TASK REQUIREMENTS:
Please give the count of lines holding the string "أربابها" and nothing besides.

┌──

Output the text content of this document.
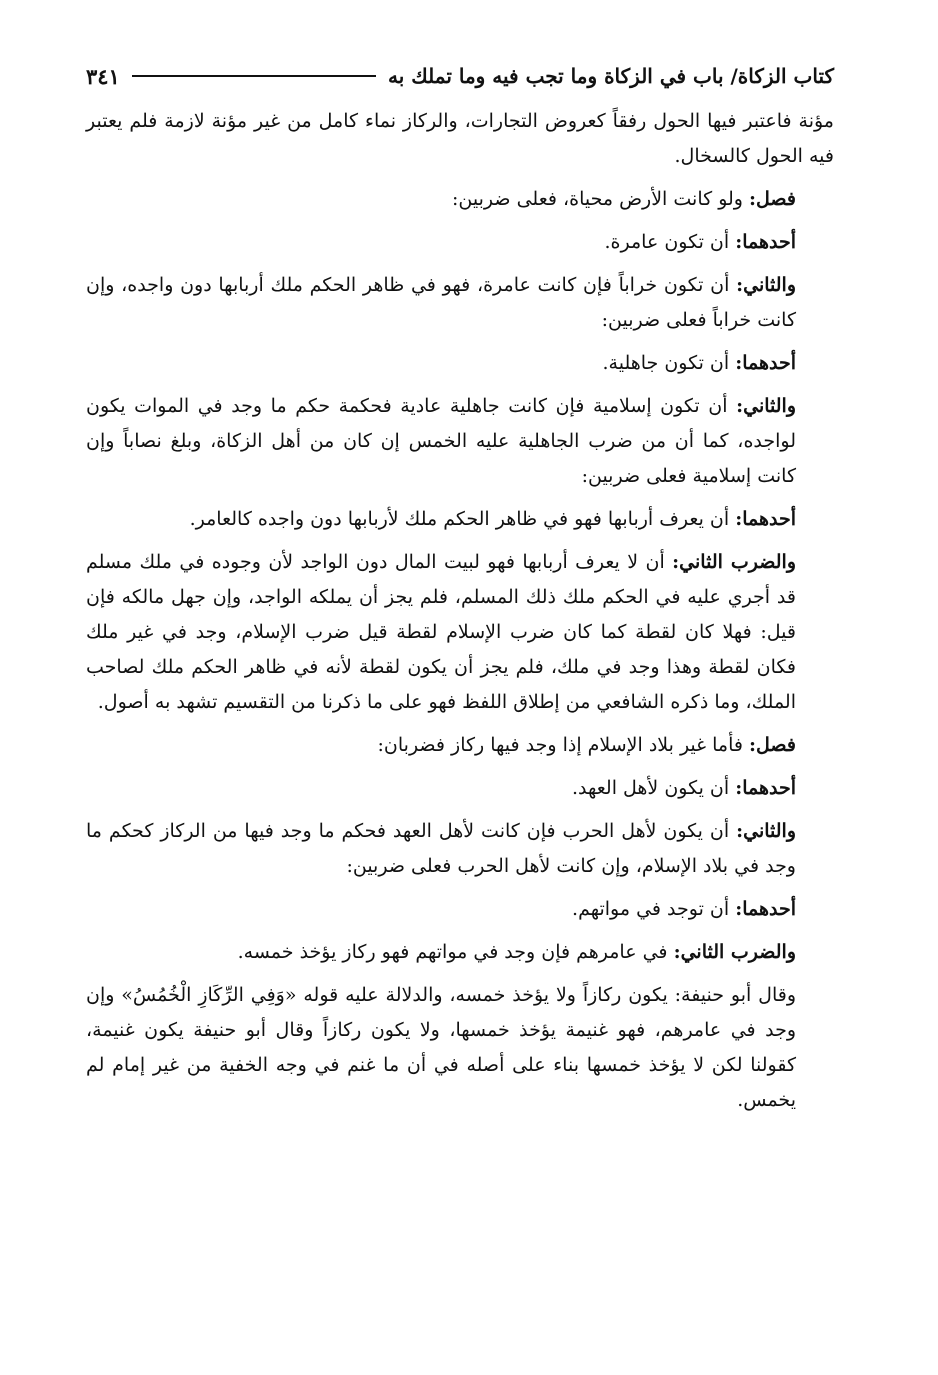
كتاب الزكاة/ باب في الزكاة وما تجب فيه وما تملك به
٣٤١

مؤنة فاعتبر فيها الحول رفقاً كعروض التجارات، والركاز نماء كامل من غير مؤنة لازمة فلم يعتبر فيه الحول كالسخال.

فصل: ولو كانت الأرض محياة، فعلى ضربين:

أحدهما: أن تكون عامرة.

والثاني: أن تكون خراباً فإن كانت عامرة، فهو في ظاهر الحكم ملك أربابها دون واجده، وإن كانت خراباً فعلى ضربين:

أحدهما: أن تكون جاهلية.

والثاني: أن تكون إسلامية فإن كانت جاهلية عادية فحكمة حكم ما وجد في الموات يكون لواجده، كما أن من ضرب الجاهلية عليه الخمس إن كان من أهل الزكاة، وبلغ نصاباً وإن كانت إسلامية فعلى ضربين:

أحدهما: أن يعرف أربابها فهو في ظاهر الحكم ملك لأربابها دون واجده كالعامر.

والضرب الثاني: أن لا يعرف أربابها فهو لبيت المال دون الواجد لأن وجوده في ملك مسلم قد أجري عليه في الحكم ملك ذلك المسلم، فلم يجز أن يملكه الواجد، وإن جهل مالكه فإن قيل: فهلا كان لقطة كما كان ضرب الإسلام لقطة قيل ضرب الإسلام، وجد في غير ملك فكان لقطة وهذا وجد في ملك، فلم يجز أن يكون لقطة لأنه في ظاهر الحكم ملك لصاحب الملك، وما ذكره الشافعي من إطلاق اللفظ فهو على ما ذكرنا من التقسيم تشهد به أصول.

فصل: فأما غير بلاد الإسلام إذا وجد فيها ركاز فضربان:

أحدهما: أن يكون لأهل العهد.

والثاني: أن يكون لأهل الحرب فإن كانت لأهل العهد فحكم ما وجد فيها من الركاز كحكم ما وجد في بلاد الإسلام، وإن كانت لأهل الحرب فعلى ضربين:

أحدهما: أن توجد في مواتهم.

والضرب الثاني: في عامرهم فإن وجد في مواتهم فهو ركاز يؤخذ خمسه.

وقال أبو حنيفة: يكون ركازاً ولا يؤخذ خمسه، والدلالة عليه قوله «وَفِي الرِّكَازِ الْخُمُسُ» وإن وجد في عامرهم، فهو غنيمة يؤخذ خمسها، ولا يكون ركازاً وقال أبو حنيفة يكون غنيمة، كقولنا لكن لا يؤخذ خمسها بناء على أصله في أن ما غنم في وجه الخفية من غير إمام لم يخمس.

└──
┌──

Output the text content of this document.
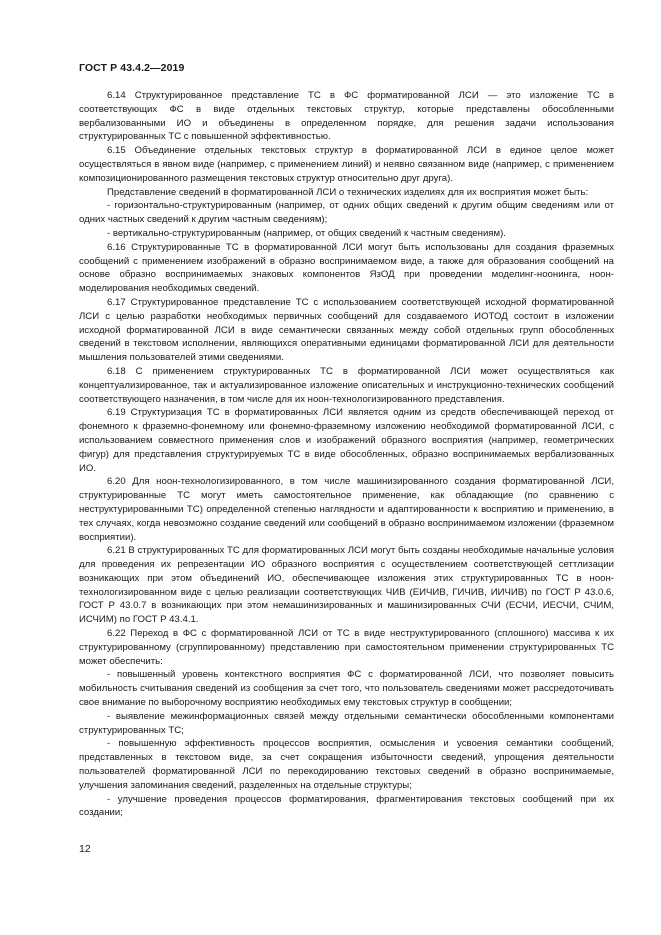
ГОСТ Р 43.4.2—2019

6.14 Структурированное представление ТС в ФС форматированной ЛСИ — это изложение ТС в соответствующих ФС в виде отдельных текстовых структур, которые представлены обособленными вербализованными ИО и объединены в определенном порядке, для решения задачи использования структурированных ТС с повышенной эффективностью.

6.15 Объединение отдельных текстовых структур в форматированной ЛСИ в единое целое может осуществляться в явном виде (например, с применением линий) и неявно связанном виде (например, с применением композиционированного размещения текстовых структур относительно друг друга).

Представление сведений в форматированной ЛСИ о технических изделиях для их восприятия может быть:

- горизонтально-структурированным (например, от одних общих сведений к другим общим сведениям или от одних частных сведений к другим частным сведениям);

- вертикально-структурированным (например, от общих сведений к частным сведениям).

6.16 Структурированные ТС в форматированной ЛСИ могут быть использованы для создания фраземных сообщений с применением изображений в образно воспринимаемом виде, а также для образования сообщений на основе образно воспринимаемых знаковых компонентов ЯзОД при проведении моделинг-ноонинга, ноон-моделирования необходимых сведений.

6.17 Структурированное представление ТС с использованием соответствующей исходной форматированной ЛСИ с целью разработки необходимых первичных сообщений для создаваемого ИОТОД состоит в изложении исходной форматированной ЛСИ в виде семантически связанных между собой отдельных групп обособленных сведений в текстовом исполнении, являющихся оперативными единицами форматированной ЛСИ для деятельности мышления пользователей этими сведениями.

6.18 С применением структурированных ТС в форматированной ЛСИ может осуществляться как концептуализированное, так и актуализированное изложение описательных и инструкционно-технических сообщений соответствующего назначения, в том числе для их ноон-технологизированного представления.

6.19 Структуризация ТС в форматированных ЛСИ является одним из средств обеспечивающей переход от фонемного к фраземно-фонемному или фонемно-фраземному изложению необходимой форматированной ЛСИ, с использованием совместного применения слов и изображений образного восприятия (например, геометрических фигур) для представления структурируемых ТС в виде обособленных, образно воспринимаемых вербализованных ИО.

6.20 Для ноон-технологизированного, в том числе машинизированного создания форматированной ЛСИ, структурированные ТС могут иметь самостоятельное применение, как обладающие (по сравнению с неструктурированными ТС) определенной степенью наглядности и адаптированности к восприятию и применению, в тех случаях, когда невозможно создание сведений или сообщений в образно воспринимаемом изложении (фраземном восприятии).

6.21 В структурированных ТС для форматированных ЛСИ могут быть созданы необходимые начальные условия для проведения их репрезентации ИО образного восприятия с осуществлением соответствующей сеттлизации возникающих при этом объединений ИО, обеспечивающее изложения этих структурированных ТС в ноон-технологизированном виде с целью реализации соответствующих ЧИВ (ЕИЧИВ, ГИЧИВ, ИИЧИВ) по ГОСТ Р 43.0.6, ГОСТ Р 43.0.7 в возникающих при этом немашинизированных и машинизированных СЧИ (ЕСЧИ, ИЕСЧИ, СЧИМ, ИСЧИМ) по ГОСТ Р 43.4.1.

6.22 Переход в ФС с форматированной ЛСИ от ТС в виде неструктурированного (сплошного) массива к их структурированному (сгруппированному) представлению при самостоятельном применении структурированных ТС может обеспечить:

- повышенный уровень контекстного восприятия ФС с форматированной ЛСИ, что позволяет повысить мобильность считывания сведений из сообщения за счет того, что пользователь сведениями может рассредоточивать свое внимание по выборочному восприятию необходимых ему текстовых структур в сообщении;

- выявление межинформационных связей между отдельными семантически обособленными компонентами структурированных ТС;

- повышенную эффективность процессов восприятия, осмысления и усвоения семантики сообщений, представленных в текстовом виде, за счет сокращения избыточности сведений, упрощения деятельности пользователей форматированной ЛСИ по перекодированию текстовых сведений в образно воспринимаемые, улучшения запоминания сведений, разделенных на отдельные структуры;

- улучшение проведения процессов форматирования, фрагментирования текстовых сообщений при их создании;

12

└──

EXERCISE RESPONSE:
3